EXCERPT TO READ:
%%
I did indeed. In fact, I've been swapping emails with that fine gentleman ever since. Thanks!

Now, back to that Stronghold Builder's Guide question . . .
 

I'd go with either 80 or 100 gp. Text always trumps tables (and let's face it, 600 gp is just silly-expensive). I'd probably use the explicitly defined 100 gp over the interpreted 80 gp as well.
 

I'd go with either 80 or 100 gp. Text always trumps tables (and let's face it, 600 gp is just silly-expensive). I'd probably use the explicitly defined 100 gp over the interpreted 80 gp as well.
This reasoning seems sound.

I do find it odd that I can't find any errata for this book. Surely someone has voiced similar questions in the past. I've posted this same query on the WotC boards and have yet to receive a response.
 

Piratecat said:
I'd go with either 80 or 100 gp. Text always trumps tables (and let's face it, 600 gp is just silly-expensive). I'd probably use the explicitly defined 100 gp over the interpreted 80 gp as well.

See, I would go the other way, because the text in this case is in an example. The examples, as we have seen in many other WotC products, are often composed separately from the main text, and do not get updated consistently when the main text changes. As such, I consider any discrepancies between the "main" body and the examples to be wrong in the example.

As to the pricing being "silly-expensive", it is based on the expected income for adventurers, not on any realistic pricing scheme. ;)
 

I guess we'll just disagree, Silveras.

One other thought: beware of setting a bad precedent. With one single wall of stone spell, a 9th lvl wizard can create a little bit more than a 10' x 10' wall segment. If a PC wizard hires onto a building site, I don't think he should be paid 600 gp per spell. :)
 

If he is a 12th level caster, then 600gp per spell is exactly what he would be paid. (spell level x caster level x 10gp ... 5th level spell ...).
 

Pax said:
If he is a 12th level caster, then 600gp per spell is exactly what he would be paid. (spell level x caster level x 10gp ... 5th level spell ...).

If your calculations are fine, maybe this could be a good compromise:

- normal masonry costs between 80gp and 100gp, depending on market circumstances and variability

- magic masonry costs 600gp but it's much faster, although you need very many casters to finish all in one day

I had the book for a while a couple of years ago, and I got the idea that all the prices should better be considered guidelines only. Building a stronghold is a kind of extraordinary work that happens quite rarely in practice, and as such it makes sense that costs may be variable.
%%
RAW DATA:
%%
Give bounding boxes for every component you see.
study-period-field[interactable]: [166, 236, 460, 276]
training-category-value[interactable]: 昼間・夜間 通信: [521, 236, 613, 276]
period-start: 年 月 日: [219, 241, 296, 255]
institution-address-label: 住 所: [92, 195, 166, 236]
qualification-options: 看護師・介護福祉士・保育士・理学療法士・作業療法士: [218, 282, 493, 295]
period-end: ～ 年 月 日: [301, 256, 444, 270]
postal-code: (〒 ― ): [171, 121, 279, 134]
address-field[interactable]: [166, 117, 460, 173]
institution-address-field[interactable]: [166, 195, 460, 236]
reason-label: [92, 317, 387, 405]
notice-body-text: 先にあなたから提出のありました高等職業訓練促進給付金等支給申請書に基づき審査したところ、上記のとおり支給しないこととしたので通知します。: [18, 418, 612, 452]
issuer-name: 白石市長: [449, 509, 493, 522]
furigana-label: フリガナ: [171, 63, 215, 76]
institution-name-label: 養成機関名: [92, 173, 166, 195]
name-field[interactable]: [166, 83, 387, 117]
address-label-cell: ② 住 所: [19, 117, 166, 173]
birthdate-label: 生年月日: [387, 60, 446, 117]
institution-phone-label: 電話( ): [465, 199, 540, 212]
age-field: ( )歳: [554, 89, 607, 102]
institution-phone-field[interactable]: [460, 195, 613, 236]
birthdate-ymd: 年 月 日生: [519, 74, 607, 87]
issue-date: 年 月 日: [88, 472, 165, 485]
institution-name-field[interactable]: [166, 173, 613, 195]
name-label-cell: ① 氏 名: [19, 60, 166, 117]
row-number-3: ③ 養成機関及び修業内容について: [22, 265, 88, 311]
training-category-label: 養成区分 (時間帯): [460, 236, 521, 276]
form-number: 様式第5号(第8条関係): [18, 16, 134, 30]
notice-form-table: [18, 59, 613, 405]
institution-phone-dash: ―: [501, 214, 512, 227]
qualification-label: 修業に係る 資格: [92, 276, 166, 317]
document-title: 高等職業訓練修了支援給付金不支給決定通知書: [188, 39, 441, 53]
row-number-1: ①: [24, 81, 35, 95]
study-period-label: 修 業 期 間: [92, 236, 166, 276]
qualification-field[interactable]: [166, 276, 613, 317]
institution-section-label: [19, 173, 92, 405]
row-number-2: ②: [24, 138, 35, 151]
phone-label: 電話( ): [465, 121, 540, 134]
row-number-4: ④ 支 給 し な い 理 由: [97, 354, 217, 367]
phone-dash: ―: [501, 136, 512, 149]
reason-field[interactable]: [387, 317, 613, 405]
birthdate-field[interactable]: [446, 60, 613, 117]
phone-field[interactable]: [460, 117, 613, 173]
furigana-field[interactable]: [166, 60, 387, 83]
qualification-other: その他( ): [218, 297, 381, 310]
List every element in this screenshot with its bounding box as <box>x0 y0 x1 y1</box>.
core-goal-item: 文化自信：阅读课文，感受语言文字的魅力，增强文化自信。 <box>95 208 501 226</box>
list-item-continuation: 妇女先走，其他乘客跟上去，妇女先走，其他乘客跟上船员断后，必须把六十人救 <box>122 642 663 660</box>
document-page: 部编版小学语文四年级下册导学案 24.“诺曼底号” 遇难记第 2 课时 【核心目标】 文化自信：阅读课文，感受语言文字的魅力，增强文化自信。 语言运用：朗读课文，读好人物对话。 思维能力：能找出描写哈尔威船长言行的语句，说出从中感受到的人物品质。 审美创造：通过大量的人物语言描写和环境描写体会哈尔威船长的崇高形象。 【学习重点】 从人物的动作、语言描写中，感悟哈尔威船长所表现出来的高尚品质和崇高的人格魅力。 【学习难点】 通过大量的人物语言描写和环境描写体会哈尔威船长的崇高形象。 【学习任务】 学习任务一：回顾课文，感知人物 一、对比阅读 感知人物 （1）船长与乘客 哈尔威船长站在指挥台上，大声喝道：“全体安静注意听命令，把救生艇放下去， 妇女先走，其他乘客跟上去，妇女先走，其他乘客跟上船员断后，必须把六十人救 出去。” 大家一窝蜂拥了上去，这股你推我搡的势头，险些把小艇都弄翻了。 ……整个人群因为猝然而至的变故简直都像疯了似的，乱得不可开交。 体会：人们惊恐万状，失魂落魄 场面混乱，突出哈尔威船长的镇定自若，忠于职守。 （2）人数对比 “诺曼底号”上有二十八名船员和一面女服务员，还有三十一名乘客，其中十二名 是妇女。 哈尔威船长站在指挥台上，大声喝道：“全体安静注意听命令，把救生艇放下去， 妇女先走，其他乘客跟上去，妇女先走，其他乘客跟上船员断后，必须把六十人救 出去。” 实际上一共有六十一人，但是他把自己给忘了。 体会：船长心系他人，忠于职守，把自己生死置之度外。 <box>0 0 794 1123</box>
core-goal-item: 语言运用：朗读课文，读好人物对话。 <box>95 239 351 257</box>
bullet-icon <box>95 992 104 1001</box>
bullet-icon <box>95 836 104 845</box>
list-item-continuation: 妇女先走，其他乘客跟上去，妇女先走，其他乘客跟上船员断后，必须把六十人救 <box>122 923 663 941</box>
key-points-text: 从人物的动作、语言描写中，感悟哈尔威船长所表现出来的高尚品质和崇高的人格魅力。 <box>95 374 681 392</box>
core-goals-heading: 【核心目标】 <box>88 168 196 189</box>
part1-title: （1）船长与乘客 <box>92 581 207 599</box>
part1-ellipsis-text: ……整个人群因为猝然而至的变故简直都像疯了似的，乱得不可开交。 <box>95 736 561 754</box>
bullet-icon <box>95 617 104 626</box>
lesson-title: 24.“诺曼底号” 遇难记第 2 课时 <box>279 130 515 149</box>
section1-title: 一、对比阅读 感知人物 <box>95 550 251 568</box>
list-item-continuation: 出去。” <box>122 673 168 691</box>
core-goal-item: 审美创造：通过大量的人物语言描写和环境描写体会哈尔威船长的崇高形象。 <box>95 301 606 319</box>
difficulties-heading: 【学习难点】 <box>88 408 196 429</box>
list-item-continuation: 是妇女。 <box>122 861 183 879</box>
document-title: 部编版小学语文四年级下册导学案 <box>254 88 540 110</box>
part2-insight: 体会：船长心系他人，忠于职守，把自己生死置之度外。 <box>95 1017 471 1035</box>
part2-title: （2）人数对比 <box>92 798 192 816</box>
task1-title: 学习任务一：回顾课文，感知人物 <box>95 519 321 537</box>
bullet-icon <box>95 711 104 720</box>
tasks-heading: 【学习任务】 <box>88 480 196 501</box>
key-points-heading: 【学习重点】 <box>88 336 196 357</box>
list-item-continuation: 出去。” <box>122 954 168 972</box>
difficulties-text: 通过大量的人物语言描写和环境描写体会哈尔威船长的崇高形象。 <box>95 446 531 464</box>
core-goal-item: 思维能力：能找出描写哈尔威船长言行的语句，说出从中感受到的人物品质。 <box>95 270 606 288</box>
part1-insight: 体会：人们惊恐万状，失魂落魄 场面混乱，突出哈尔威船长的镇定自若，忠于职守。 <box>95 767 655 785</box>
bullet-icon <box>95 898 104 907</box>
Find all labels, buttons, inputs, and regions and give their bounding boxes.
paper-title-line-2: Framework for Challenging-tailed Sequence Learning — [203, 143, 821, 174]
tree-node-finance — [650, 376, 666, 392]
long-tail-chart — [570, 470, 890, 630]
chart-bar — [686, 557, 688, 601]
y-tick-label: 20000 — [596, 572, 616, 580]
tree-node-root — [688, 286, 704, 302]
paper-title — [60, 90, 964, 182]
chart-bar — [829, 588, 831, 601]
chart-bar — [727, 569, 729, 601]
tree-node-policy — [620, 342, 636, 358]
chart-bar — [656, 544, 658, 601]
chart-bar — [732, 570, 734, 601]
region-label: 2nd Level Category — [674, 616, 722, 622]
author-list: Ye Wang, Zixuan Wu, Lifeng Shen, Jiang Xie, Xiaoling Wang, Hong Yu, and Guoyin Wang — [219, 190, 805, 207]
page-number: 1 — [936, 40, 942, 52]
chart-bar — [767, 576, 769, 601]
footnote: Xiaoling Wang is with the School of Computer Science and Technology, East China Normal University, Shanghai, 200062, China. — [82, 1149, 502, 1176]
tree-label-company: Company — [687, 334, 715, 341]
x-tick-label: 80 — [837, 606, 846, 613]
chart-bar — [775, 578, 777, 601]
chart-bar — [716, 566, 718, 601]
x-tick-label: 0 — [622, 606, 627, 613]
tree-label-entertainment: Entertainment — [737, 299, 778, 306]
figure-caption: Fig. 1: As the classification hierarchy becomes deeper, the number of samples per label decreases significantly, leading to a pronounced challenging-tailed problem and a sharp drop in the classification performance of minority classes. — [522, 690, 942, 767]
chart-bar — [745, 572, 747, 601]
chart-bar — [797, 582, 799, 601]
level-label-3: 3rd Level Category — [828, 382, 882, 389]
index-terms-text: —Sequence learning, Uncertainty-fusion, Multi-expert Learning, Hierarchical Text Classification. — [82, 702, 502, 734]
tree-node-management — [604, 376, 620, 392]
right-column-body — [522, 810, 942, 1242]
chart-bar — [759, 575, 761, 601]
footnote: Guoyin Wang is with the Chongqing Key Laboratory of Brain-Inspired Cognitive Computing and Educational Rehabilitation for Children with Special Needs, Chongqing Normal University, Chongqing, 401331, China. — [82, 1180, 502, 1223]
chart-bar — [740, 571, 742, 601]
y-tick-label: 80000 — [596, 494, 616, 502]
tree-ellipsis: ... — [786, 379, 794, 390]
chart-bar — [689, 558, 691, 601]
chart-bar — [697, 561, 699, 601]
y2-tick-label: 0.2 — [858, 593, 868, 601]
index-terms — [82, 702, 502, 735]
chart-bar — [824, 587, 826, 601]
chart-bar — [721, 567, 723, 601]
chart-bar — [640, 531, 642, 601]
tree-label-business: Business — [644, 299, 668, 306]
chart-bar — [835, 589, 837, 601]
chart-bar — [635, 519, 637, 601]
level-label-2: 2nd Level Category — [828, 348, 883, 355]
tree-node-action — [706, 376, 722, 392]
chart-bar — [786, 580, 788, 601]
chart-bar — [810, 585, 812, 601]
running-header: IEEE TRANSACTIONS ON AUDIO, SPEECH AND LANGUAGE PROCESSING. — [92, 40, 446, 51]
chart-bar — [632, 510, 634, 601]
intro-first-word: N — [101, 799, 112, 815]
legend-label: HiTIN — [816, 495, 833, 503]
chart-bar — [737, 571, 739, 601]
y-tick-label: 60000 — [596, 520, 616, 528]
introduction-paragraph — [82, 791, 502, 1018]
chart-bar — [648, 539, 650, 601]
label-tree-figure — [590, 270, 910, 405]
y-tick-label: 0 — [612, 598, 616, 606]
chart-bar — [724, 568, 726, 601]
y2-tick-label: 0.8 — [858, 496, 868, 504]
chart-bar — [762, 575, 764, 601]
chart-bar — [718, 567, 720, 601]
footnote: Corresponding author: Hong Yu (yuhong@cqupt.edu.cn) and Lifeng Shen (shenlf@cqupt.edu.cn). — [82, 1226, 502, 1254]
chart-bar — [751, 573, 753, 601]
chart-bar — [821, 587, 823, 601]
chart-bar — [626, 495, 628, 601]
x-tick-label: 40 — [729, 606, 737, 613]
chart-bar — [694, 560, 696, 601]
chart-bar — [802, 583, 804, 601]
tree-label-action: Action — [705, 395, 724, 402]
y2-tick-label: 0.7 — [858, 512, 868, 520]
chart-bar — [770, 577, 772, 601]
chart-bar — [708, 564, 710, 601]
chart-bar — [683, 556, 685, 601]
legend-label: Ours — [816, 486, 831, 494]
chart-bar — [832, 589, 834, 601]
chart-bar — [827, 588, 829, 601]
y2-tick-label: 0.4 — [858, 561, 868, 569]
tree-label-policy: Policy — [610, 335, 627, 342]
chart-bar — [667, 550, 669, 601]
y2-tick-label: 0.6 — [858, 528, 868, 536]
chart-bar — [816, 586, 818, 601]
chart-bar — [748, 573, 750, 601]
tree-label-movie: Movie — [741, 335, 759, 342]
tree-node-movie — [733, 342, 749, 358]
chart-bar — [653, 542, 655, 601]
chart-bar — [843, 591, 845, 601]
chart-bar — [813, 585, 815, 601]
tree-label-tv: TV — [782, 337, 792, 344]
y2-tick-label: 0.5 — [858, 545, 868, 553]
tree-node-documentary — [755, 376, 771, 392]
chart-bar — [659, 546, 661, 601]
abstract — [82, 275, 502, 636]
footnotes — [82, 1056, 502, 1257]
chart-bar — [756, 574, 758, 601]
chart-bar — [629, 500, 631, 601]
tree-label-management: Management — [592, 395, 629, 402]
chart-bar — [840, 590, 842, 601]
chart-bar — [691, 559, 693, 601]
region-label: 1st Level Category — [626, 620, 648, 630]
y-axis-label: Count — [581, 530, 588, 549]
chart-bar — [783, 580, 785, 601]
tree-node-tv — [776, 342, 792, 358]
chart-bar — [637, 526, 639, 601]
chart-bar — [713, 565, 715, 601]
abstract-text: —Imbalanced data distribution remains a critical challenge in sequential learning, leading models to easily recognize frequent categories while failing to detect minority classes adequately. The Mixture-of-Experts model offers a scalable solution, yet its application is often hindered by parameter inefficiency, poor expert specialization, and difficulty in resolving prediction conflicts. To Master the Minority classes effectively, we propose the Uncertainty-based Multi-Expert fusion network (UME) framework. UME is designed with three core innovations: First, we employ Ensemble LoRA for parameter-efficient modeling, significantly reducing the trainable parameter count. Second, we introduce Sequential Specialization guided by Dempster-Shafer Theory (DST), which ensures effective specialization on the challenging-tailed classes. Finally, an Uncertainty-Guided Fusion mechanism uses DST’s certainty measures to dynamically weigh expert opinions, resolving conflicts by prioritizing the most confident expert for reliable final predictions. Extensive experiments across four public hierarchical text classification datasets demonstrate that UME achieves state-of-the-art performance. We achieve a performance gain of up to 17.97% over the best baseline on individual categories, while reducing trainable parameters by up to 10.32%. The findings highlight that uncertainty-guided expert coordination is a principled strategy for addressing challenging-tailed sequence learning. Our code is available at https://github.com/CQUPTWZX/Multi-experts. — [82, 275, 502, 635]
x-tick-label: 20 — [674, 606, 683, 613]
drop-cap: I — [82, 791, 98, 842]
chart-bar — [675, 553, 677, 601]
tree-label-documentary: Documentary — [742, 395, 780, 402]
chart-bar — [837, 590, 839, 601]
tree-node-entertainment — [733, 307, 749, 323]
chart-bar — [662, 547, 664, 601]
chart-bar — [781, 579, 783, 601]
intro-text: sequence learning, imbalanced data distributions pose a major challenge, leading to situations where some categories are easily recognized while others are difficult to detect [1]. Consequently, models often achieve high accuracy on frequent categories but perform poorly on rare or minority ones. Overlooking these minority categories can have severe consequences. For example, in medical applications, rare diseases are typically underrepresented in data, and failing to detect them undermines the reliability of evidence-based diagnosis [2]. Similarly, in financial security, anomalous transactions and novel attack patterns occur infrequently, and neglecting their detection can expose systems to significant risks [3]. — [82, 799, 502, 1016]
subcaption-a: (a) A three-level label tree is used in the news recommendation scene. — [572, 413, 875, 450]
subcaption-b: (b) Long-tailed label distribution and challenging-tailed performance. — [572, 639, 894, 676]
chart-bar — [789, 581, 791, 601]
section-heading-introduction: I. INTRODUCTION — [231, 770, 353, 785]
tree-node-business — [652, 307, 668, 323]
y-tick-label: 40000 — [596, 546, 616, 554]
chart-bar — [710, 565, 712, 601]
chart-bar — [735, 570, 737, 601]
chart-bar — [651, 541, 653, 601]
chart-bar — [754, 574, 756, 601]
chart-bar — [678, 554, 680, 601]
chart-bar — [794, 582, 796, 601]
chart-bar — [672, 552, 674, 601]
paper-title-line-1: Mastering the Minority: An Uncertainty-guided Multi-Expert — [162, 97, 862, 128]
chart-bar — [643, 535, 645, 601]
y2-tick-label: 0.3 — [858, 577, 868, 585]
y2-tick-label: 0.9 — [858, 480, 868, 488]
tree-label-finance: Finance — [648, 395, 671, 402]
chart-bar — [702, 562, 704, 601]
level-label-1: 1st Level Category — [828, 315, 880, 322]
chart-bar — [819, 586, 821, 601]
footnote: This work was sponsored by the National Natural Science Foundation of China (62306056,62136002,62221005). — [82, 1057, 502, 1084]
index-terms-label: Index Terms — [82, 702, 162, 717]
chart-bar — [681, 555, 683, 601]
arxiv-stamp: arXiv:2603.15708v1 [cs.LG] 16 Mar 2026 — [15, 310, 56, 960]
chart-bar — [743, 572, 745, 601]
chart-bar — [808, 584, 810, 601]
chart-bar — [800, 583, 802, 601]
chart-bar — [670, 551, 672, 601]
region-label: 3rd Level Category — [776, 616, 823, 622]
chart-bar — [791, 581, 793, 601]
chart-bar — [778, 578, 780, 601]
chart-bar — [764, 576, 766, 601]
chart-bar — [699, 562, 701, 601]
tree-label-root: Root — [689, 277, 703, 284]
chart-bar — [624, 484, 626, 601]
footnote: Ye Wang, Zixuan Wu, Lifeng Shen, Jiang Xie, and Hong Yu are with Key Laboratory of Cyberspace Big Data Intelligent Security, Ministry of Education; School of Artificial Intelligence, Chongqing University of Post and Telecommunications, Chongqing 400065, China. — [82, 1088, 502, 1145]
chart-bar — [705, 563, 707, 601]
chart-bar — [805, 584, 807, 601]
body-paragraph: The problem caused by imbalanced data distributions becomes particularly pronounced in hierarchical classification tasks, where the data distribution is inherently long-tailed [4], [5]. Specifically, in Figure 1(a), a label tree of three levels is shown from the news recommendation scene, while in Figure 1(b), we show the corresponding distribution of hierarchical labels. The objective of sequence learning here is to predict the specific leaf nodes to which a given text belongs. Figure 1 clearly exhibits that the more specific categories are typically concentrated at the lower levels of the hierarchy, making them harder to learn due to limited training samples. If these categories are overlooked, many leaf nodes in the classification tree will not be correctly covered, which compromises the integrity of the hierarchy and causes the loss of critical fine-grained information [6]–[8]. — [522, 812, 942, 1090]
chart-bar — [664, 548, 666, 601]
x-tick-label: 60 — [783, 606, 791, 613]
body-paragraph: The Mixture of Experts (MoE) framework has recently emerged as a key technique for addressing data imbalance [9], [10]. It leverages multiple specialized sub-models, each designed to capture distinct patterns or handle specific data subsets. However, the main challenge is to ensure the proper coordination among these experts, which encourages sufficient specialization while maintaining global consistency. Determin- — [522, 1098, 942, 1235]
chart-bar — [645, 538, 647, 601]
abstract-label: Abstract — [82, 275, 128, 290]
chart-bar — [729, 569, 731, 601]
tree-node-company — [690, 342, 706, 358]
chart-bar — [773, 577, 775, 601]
%%
DIRECTION 1:
In the forum discussion about stronghold construction costs, translate this sentence into French: "I do find it odd that I can't find any errata for this book."
DIRECTION 2:
Reproduce the records verbatim, from their first line through the line containing "postal-code: (〒 ― ): [171, 121, 279, 134]", both included.

TASK RESPONSE 1:
Je trouve vraiment étrange de ne trouver aucun erratum pour ce livre.

TASK RESPONSE 2:
Give bounding boxes for every component you see.
study-period-field[interactable]: [166, 236, 460, 276]
training-category-value[interactable]: 昼間・夜間 通信: [521, 236, 613, 276]
period-start: 年 月 日: [219, 241, 296, 255]
institution-address-label: 住 所: [92, 195, 166, 236]
qualification-options: 看護師・介護福祉士・保育士・理学療法士・作業療法士: [218, 282, 493, 295]
period-end: ～ 年 月 日: [301, 256, 444, 270]
postal-code: (〒 ― ): [171, 121, 279, 134]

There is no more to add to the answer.